Records
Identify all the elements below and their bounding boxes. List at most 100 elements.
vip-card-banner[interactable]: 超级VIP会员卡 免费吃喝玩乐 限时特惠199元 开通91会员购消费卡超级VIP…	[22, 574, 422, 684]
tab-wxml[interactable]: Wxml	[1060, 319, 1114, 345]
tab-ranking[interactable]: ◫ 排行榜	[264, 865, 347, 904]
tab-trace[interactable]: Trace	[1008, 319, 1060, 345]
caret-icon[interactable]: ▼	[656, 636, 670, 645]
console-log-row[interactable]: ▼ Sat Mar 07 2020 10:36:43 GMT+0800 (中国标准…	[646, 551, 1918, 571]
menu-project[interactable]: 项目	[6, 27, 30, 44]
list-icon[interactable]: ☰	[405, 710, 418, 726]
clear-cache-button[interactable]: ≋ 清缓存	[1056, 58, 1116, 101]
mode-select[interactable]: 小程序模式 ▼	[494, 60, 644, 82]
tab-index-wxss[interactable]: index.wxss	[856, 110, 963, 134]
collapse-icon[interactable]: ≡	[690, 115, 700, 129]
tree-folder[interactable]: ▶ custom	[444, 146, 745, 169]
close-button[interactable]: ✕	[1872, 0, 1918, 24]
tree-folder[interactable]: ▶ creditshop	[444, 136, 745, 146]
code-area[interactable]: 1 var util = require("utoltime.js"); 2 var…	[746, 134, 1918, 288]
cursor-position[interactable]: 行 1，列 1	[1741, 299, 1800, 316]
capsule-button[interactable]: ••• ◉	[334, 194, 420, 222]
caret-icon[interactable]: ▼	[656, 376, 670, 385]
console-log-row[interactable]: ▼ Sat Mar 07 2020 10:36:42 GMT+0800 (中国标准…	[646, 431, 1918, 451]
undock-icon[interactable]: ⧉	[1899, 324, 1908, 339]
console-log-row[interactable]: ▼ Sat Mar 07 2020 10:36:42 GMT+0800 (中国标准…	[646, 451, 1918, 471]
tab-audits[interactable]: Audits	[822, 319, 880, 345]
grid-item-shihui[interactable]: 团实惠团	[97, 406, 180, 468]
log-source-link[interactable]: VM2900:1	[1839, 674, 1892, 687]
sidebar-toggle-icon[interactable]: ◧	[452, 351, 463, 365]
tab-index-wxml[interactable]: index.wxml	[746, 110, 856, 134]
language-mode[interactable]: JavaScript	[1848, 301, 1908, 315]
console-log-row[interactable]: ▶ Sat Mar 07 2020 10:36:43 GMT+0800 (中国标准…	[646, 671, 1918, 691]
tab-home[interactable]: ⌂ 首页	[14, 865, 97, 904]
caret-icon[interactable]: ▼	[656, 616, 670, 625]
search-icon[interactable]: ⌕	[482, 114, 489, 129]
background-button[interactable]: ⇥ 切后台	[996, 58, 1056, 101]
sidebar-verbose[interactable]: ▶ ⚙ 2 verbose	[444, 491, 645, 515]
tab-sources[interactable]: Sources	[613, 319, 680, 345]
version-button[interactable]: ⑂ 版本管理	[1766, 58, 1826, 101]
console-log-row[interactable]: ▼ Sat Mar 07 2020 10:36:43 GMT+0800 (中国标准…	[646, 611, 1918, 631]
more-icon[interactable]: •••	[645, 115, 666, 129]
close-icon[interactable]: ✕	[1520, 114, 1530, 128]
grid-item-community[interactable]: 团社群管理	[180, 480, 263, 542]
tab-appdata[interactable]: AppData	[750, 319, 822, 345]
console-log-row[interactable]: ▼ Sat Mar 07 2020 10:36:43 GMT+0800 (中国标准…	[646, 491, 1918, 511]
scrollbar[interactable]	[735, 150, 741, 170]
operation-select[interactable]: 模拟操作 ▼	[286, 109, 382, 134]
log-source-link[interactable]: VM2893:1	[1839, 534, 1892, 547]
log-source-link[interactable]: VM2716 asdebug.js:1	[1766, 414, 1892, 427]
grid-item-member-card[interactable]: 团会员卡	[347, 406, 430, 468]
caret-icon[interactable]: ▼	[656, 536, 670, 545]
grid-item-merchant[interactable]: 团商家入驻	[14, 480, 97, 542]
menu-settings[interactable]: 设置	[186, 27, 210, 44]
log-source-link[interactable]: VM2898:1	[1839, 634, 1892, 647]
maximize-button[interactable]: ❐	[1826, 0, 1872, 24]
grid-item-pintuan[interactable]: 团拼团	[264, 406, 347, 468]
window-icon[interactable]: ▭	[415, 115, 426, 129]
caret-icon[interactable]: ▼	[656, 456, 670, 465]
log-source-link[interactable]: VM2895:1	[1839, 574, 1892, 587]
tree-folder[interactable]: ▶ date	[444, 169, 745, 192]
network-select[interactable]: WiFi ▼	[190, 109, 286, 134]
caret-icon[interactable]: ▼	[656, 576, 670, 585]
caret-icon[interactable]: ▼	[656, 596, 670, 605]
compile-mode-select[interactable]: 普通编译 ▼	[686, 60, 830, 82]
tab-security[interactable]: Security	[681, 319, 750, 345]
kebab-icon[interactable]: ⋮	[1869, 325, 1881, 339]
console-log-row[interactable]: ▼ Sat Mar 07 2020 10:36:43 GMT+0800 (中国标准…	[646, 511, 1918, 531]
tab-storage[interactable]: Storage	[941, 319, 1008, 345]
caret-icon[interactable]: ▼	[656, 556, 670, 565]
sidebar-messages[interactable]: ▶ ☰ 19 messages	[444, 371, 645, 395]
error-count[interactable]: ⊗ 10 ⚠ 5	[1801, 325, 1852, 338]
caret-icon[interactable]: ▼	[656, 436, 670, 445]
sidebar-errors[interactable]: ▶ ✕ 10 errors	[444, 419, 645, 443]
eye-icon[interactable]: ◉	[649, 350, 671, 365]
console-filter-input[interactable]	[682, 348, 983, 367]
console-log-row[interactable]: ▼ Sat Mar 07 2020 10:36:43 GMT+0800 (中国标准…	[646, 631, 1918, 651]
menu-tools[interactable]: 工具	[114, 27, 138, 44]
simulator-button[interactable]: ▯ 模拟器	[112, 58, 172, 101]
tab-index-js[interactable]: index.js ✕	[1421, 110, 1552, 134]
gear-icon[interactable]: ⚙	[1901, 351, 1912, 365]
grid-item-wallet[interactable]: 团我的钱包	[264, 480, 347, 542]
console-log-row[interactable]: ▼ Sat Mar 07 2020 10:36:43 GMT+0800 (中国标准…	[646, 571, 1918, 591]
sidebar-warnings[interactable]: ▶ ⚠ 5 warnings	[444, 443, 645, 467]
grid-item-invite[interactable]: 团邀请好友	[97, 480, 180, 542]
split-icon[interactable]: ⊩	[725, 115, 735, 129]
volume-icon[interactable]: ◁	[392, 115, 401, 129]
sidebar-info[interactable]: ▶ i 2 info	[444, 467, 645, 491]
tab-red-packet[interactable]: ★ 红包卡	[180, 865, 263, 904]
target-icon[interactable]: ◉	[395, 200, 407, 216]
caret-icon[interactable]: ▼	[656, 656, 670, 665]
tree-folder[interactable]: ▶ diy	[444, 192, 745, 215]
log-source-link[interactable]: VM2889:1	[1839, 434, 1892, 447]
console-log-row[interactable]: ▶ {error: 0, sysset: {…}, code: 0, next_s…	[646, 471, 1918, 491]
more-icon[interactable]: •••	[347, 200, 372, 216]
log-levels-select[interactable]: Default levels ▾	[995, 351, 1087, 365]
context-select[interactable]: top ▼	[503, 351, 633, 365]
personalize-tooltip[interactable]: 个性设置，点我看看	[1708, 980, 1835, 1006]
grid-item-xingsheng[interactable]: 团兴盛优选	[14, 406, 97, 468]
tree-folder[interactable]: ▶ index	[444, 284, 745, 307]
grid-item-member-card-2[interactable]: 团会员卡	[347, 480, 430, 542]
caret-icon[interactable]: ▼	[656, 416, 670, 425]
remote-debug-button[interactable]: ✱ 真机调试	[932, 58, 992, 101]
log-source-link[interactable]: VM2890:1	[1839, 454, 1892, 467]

▸ OBJECTIVE: Would you arrange the lines from the first one in the records above through the line containing "319, 1114, 345]", both included, as a JSON list of strings with one string per line and any blank lines left out?

▸ ANSWER TO THIS PROBLEM:
[
  "Identify all the elements below and their bounding boxes. List at most 100 elements.",
  "vip-card-banner[interactable]: 超级VIP会员卡 免费吃喝玩乐 限时特惠199元 开通91会员购消费卡超级VIP…\t[22, 574, 422, 684]",
  "tab-wxml[interactable]: Wxml\t[1060, 319, 1114, 345]"
]